What is required: Take every line where the string "fogyasztás" appears and copy it.

-- begin Data shown --

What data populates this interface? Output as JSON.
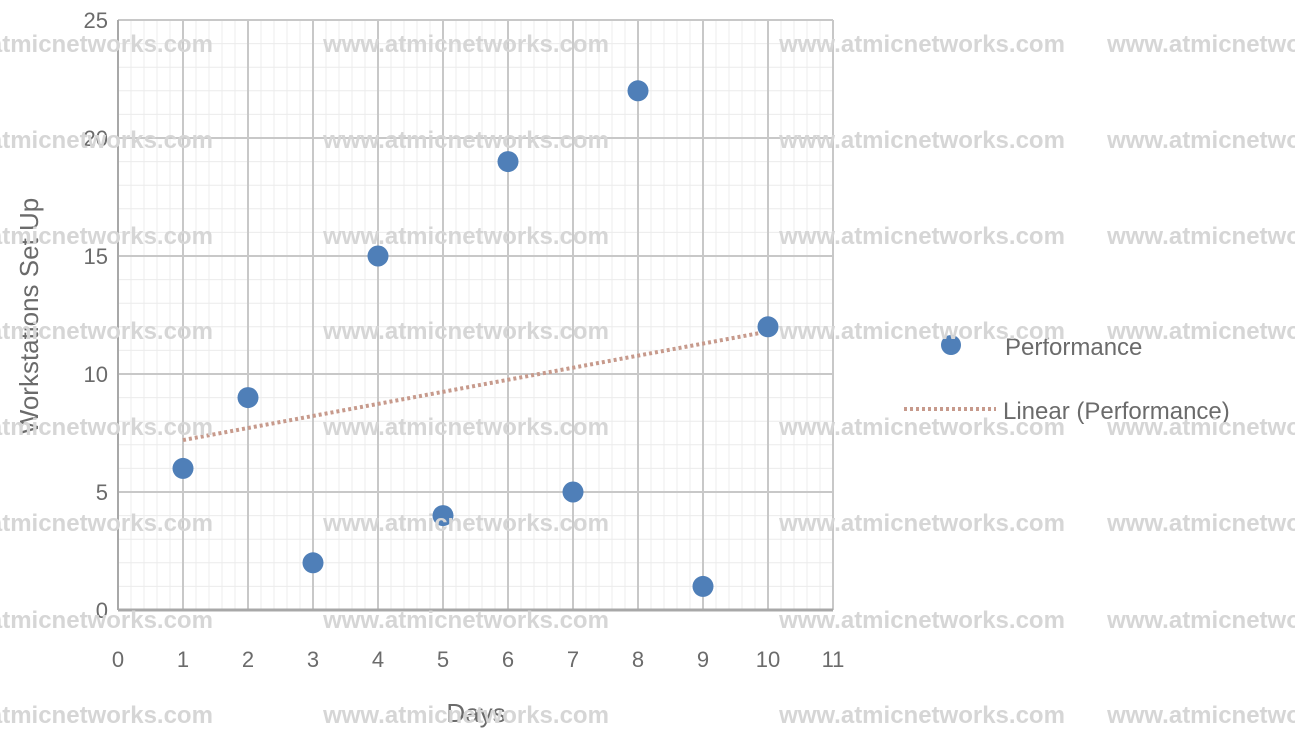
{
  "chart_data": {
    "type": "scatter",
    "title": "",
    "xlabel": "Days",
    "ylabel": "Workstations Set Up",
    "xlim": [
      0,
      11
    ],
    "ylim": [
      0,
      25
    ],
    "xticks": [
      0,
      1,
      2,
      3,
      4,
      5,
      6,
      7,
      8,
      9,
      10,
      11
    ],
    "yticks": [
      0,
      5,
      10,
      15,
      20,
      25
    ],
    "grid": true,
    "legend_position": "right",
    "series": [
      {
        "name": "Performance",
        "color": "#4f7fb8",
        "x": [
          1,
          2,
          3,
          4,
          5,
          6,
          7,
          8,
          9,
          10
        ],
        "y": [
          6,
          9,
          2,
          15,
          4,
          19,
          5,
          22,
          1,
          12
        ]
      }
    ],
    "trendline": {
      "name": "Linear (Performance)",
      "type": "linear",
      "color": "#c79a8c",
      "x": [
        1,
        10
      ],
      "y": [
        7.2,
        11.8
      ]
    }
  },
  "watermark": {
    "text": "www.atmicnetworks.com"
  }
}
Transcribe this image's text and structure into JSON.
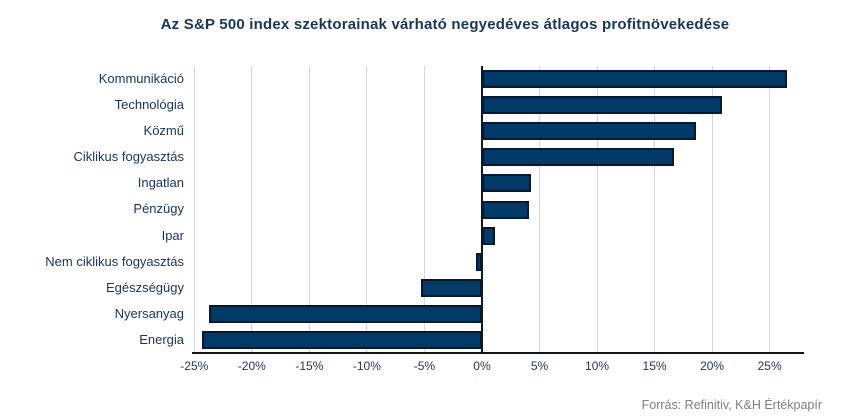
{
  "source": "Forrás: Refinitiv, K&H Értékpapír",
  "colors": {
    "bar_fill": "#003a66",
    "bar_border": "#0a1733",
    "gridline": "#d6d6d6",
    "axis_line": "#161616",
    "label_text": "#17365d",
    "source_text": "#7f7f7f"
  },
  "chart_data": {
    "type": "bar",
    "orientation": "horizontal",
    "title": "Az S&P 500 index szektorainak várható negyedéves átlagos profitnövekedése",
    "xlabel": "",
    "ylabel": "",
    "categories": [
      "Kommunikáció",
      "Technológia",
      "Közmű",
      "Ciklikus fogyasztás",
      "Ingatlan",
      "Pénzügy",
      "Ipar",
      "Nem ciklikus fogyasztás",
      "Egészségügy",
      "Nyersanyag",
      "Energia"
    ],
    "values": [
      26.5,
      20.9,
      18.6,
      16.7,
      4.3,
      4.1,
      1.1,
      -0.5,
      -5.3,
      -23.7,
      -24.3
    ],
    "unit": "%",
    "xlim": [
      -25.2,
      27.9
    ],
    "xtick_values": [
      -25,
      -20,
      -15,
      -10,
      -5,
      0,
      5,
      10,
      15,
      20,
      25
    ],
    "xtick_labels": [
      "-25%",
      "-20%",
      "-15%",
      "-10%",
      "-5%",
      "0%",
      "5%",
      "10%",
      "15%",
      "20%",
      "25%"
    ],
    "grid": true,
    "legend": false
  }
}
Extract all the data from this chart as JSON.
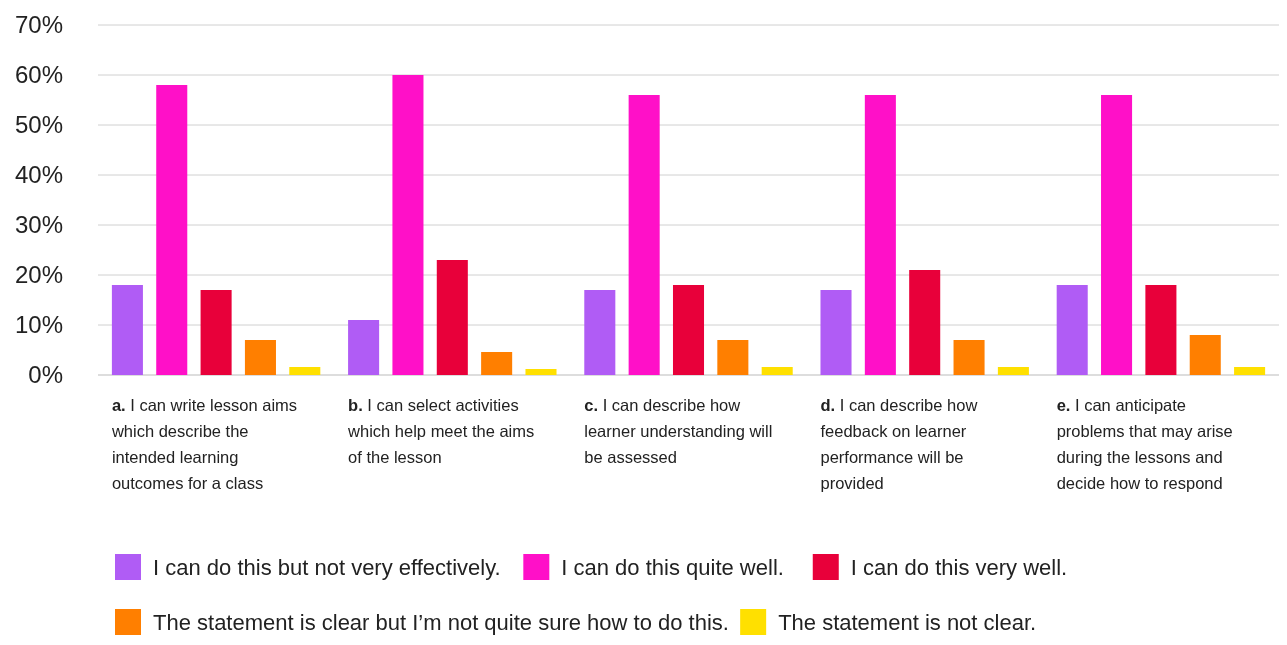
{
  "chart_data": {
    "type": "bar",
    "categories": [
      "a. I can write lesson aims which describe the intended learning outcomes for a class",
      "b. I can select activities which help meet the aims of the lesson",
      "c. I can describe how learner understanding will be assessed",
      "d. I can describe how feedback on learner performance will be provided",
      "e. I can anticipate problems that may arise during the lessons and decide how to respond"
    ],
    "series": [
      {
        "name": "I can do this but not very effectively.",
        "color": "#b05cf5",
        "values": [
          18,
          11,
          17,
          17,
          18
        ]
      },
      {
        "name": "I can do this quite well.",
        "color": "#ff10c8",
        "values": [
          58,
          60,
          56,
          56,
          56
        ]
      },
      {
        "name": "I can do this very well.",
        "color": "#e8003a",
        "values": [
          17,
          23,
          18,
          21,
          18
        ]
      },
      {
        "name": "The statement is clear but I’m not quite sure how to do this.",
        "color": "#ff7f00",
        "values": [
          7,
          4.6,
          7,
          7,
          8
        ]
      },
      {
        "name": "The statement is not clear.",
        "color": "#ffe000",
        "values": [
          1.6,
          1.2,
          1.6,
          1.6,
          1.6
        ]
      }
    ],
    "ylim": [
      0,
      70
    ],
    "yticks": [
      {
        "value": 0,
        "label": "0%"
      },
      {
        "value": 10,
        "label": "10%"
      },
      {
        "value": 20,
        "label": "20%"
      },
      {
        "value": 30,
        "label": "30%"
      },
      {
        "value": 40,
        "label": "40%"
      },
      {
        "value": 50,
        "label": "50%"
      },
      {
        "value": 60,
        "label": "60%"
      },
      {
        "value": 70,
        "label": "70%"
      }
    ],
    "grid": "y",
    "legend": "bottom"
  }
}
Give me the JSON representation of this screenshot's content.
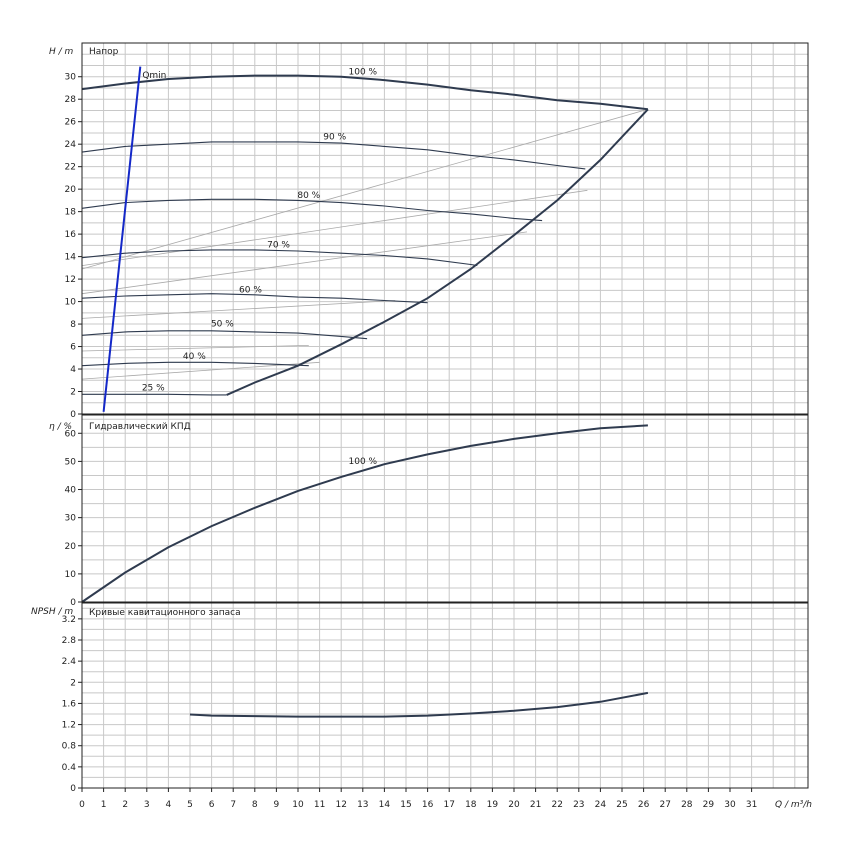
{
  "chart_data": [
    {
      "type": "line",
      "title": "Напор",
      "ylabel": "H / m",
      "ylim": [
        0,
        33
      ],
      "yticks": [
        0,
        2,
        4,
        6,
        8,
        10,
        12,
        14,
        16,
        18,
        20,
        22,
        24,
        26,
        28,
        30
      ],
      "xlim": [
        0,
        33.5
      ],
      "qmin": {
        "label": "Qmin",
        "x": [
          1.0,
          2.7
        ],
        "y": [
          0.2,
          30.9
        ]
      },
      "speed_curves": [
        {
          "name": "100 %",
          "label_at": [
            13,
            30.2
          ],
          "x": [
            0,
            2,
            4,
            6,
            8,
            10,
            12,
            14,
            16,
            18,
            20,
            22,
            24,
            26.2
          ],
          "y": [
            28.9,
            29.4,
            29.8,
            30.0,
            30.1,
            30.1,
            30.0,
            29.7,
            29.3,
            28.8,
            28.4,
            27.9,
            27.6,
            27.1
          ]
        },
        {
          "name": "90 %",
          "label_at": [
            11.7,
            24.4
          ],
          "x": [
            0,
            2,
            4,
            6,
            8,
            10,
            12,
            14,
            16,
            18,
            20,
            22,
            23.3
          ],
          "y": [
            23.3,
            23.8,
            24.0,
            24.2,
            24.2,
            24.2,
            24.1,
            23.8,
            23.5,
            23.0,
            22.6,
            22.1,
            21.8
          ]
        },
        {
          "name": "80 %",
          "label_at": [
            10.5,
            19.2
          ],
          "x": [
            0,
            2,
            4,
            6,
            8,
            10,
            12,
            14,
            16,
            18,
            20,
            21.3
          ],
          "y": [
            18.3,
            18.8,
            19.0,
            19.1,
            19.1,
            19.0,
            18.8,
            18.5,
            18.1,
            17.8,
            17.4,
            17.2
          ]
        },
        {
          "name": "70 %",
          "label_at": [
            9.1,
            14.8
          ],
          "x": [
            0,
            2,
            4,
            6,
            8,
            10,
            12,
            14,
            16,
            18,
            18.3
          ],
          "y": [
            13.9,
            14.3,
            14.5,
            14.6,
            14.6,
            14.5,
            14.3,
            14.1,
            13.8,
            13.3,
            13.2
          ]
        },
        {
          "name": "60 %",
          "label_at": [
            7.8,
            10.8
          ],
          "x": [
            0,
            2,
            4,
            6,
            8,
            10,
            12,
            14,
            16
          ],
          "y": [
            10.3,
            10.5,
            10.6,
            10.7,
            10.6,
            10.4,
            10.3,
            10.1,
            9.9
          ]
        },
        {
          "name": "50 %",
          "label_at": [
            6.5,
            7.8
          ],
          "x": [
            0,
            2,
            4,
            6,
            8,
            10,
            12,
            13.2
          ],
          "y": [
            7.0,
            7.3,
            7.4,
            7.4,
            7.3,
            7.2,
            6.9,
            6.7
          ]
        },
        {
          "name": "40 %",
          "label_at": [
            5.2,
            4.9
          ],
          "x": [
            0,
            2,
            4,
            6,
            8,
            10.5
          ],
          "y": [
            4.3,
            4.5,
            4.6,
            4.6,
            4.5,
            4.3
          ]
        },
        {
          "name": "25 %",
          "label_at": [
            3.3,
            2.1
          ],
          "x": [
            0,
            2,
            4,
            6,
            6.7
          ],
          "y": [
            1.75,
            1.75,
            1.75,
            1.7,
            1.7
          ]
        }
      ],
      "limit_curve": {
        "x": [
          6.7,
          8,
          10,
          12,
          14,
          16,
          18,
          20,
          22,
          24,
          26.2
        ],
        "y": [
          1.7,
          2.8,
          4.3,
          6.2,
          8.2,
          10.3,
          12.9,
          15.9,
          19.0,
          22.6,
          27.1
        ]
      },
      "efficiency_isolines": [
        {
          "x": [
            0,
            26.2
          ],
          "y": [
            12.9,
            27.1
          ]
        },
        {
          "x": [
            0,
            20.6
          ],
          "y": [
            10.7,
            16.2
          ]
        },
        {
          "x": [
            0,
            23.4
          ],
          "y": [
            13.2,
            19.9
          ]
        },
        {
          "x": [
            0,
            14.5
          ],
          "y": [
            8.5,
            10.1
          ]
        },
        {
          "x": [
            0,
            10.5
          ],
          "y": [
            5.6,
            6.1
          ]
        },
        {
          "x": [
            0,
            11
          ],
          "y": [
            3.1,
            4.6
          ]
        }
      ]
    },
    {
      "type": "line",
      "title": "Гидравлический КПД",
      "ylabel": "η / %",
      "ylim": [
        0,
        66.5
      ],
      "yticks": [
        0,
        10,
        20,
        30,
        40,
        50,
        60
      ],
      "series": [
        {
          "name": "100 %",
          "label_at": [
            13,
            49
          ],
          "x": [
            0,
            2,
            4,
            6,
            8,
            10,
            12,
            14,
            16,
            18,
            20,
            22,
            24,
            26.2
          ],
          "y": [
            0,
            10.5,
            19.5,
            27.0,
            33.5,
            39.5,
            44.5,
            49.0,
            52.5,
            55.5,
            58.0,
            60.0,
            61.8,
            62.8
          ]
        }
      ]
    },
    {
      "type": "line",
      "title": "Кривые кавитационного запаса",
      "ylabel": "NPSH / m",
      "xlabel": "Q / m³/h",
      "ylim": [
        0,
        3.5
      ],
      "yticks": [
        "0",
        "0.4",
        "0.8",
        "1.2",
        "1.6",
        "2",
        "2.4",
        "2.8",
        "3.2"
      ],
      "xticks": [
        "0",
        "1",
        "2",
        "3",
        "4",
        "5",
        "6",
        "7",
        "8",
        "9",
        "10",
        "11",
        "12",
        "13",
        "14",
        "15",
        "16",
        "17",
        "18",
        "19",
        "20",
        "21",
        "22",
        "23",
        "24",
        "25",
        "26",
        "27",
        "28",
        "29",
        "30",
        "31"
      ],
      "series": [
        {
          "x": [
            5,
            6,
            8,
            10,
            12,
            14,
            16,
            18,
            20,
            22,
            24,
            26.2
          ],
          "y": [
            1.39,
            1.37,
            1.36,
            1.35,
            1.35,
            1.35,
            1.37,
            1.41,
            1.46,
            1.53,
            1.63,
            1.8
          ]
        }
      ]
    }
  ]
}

-- end Data shown --

Worked answer:
      "Ciklikus fogyasztás",
      "Nem ciklikus fogyasztás",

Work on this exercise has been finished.